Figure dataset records

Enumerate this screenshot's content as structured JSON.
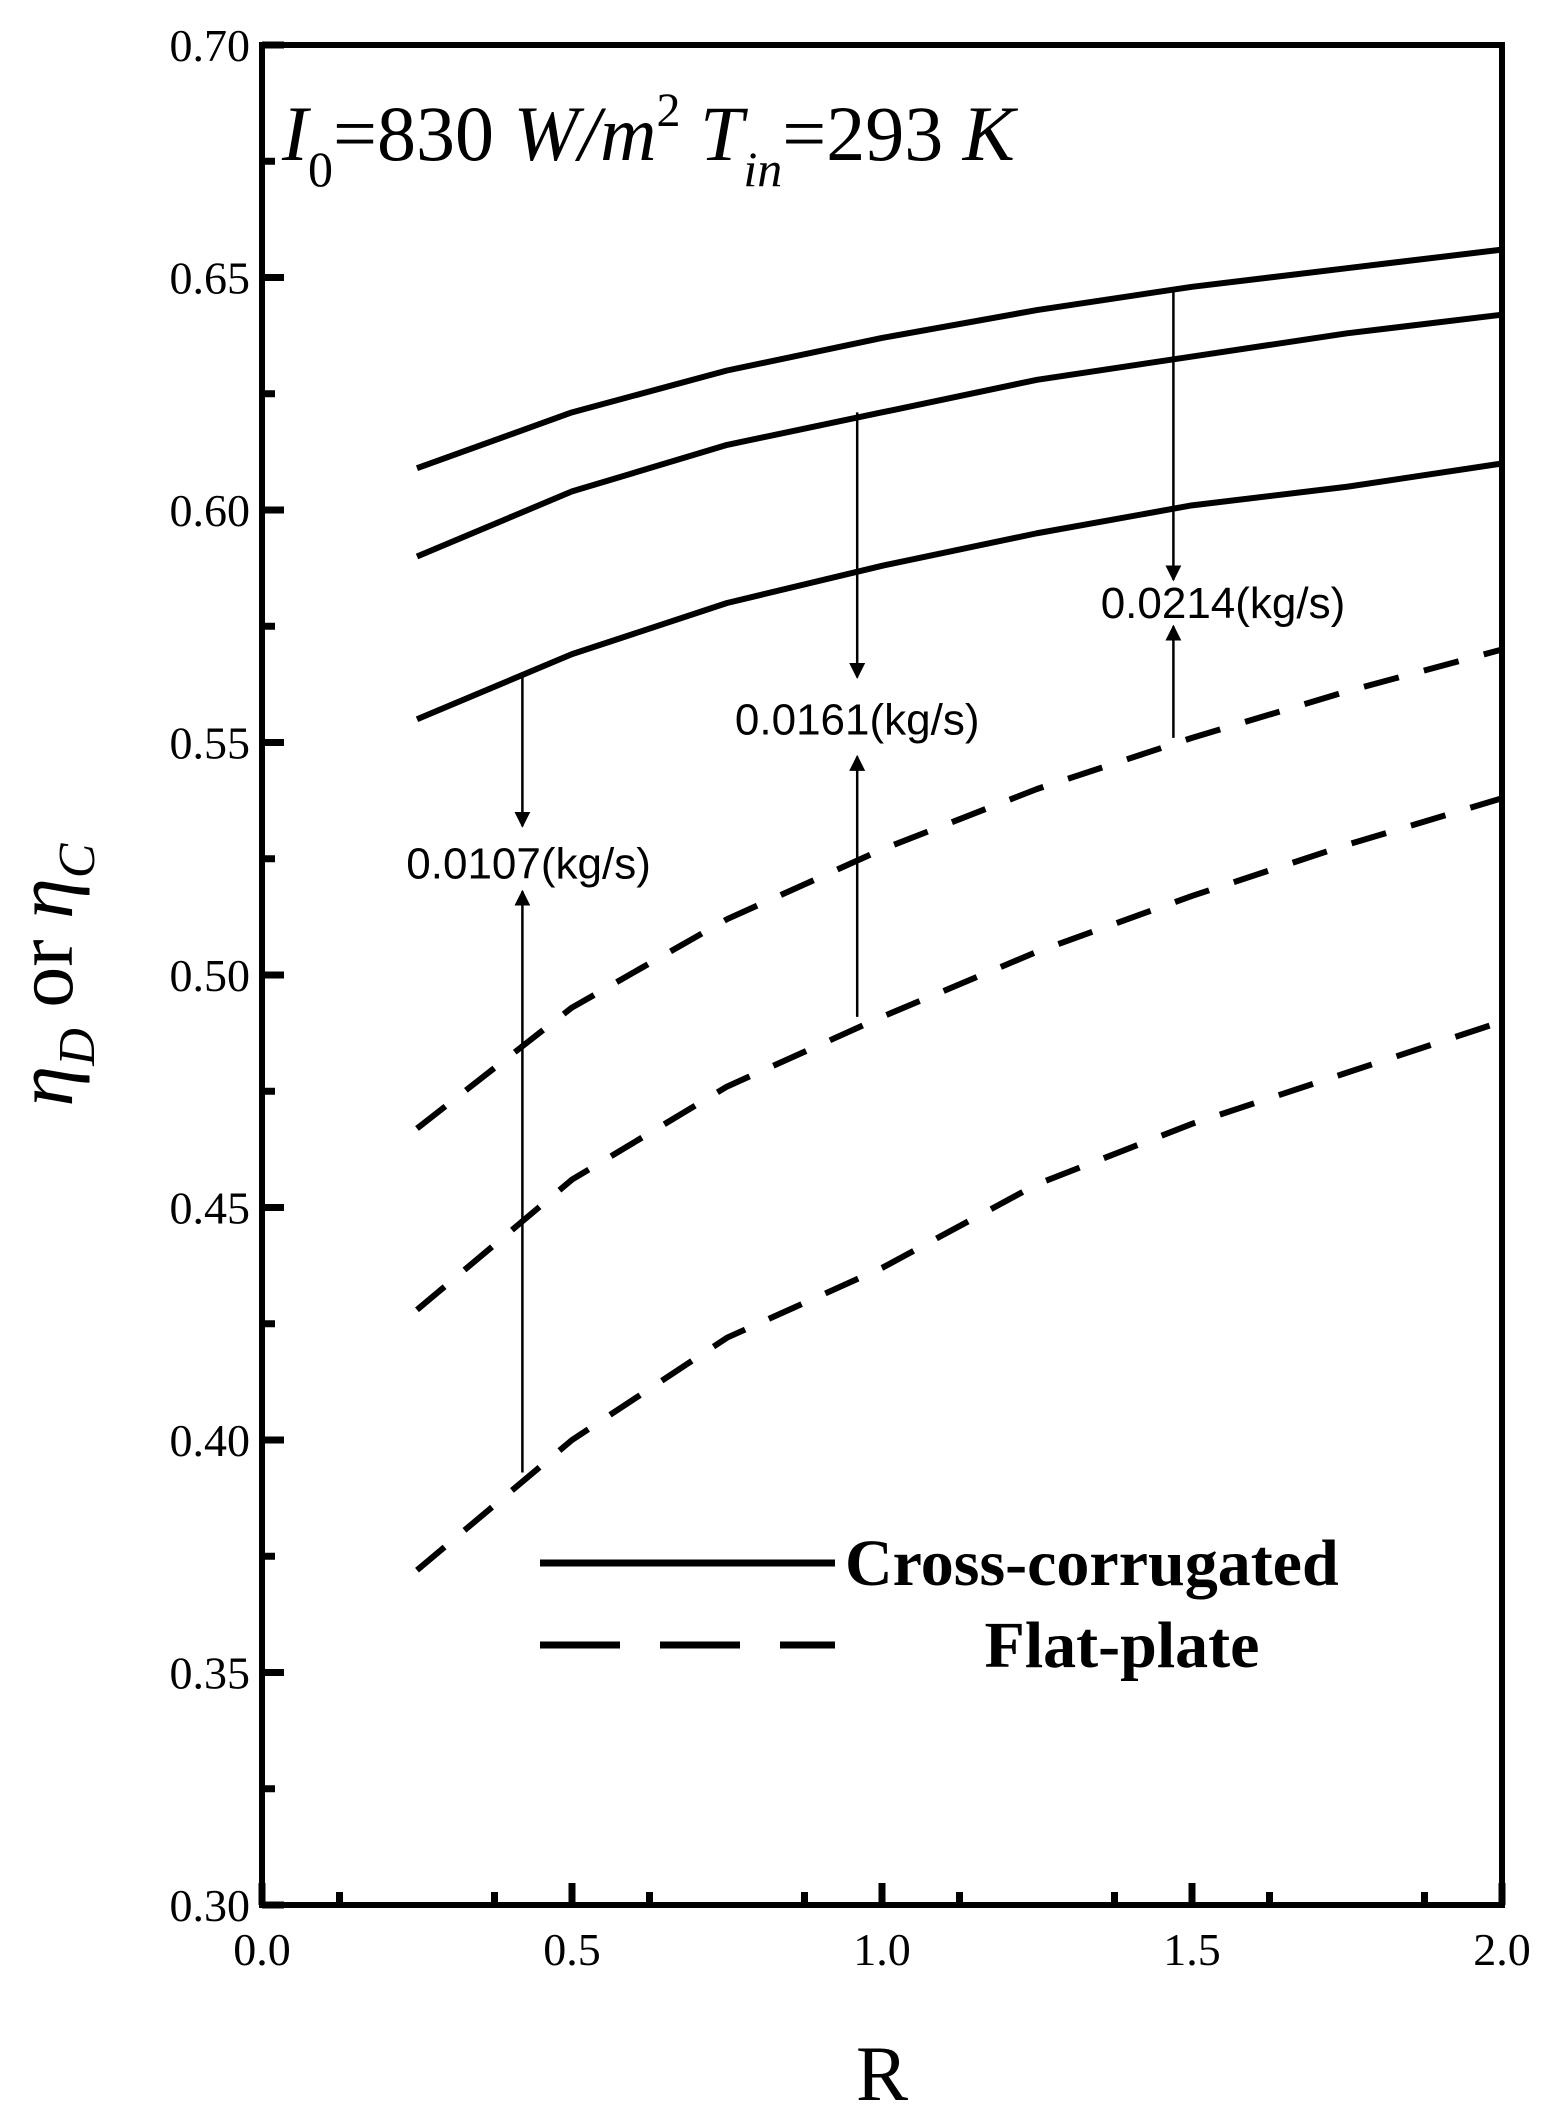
{
  "chart_data": {
    "type": "line",
    "xlabel": "R",
    "ylabel": {
      "part1": "η",
      "sub1": "D",
      "mid": "or",
      "part2": "η",
      "sub2": "C"
    },
    "xlim": [
      0.0,
      2.0
    ],
    "ylim": [
      0.3,
      0.7
    ],
    "xticks": [
      "0.0",
      "0.5",
      "1.0",
      "1.5",
      "2.0"
    ],
    "yticks": [
      "0.30",
      "0.35",
      "0.40",
      "0.45",
      "0.50",
      "0.55",
      "0.60",
      "0.65",
      "0.70"
    ],
    "x_values": [
      0.25,
      0.5,
      0.75,
      1.0,
      1.25,
      1.5,
      1.75,
      2.0
    ],
    "conditions": {
      "i_sym": "I",
      "i_sub": "0",
      "i_val": "=830",
      "i_unit": "W/m",
      "i_exp": "2",
      "t_sym": "T",
      "t_sub": "in",
      "t_val": "=293",
      "t_unit": "K"
    },
    "series": [
      {
        "style": "solid",
        "values": [
          0.609,
          0.621,
          0.63,
          0.637,
          0.643,
          0.648,
          0.652,
          0.656
        ]
      },
      {
        "style": "solid",
        "values": [
          0.59,
          0.604,
          0.614,
          0.621,
          0.628,
          0.633,
          0.638,
          0.642
        ]
      },
      {
        "style": "solid",
        "values": [
          0.555,
          0.569,
          0.58,
          0.588,
          0.595,
          0.601,
          0.605,
          0.61
        ]
      },
      {
        "style": "dashed",
        "values": [
          0.467,
          0.493,
          0.512,
          0.527,
          0.54,
          0.551,
          0.561,
          0.57
        ]
      },
      {
        "style": "dashed",
        "values": [
          0.428,
          0.456,
          0.476,
          0.491,
          0.505,
          0.517,
          0.528,
          0.538
        ]
      },
      {
        "style": "dashed",
        "values": [
          0.372,
          0.4,
          0.422,
          0.437,
          0.455,
          0.468,
          0.479,
          0.49
        ]
      }
    ],
    "annotations": [
      {
        "text": "0.0107(kg/s)",
        "x": 0.42,
        "top_from": 0.565,
        "top_to": 0.532,
        "bottom_from": 0.393,
        "bottom_to": 0.518,
        "label_y": 0.524,
        "label_x": 0.43
      },
      {
        "text": "0.0161(kg/s)",
        "x": 0.96,
        "top_from": 0.621,
        "top_to": 0.564,
        "bottom_from": 0.491,
        "bottom_to": 0.547,
        "label_y": 0.555,
        "label_x": 0.96
      },
      {
        "text": "0.0214(kg/s)",
        "x": 1.47,
        "top_from": 0.647,
        "top_to": 0.585,
        "bottom_from": 0.551,
        "bottom_to": 0.575,
        "label_y": 0.58,
        "label_x": 1.55
      }
    ],
    "legend": [
      {
        "style": "solid",
        "label": "Cross-corrugated"
      },
      {
        "style": "dashed",
        "label": "Flat-plate"
      }
    ],
    "legend_placement": "bottom-right",
    "grid": false
  }
}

_GOAL_: The pictures should not be reproduced; quote all of the other material exactly.

_TASK SOLUTION_:
Enumerate this screenshot's content as structured JSON.
{
  "chart_data": {
    "type": "line",
    "xlabel": "R",
    "ylabel": {
      "part1": "η",
      "sub1": "D",
      "mid": "or",
      "part2": "η",
      "sub2": "C"
    },
    "xlim": [
      0.0,
      2.0
    ],
    "ylim": [
      0.3,
      0.7
    ],
    "xticks": [
      "0.0",
      "0.5",
      "1.0",
      "1.5",
      "2.0"
    ],
    "yticks": [
      "0.30",
      "0.35",
      "0.40",
      "0.45",
      "0.50",
      "0.55",
      "0.60",
      "0.65",
      "0.70"
    ],
    "x_values": [
      0.25,
      0.5,
      0.75,
      1.0,
      1.25,
      1.5,
      1.75,
      2.0
    ],
    "conditions": {
      "i_sym": "I",
      "i_sub": "0",
      "i_val": "=830",
      "i_unit": "W/m",
      "i_exp": "2",
      "t_sym": "T",
      "t_sub": "in",
      "t_val": "=293",
      "t_unit": "K"
    },
    "series": [
      {
        "style": "solid",
        "values": [
          0.609,
          0.621,
          0.63,
          0.637,
          0.643,
          0.648,
          0.652,
          0.656
        ]
      },
      {
        "style": "solid",
        "values": [
          0.59,
          0.604,
          0.614,
          0.621,
          0.628,
          0.633,
          0.638,
          0.642
        ]
      },
      {
        "style": "solid",
        "values": [
          0.555,
          0.569,
          0.58,
          0.588,
          0.595,
          0.601,
          0.605,
          0.61
        ]
      },
      {
        "style": "dashed",
        "values": [
          0.467,
          0.493,
          0.512,
          0.527,
          0.54,
          0.551,
          0.561,
          0.57
        ]
      },
      {
        "style": "dashed",
        "values": [
          0.428,
          0.456,
          0.476,
          0.491,
          0.505,
          0.517,
          0.528,
          0.538
        ]
      },
      {
        "style": "dashed",
        "values": [
          0.372,
          0.4,
          0.422,
          0.437,
          0.455,
          0.468,
          0.479,
          0.49
        ]
      }
    ],
    "annotations": [
      {
        "text": "0.0107(kg/s)",
        "x": 0.42,
        "top_from": 0.565,
        "top_to": 0.532,
        "bottom_from": 0.393,
        "bottom_to": 0.518,
        "label_y": 0.524,
        "label_x": 0.43
      },
      {
        "text": "0.0161(kg/s)",
        "x": 0.96,
        "top_from": 0.621,
        "top_to": 0.564,
        "bottom_from": 0.491,
        "bottom_to": 0.547,
        "label_y": 0.555,
        "label_x": 0.96
      },
      {
        "text": "0.0214(kg/s)",
        "x": 1.47,
        "top_from": 0.647,
        "top_to": 0.585,
        "bottom_from": 0.551,
        "bottom_to": 0.575,
        "label_y": 0.58,
        "label_x": 1.55
      }
    ],
    "legend": [
      {
        "style": "solid",
        "label": "Cross-corrugated"
      },
      {
        "style": "dashed",
        "label": "Flat-plate"
      }
    ],
    "legend_placement": "bottom-right",
    "grid": false
  }
}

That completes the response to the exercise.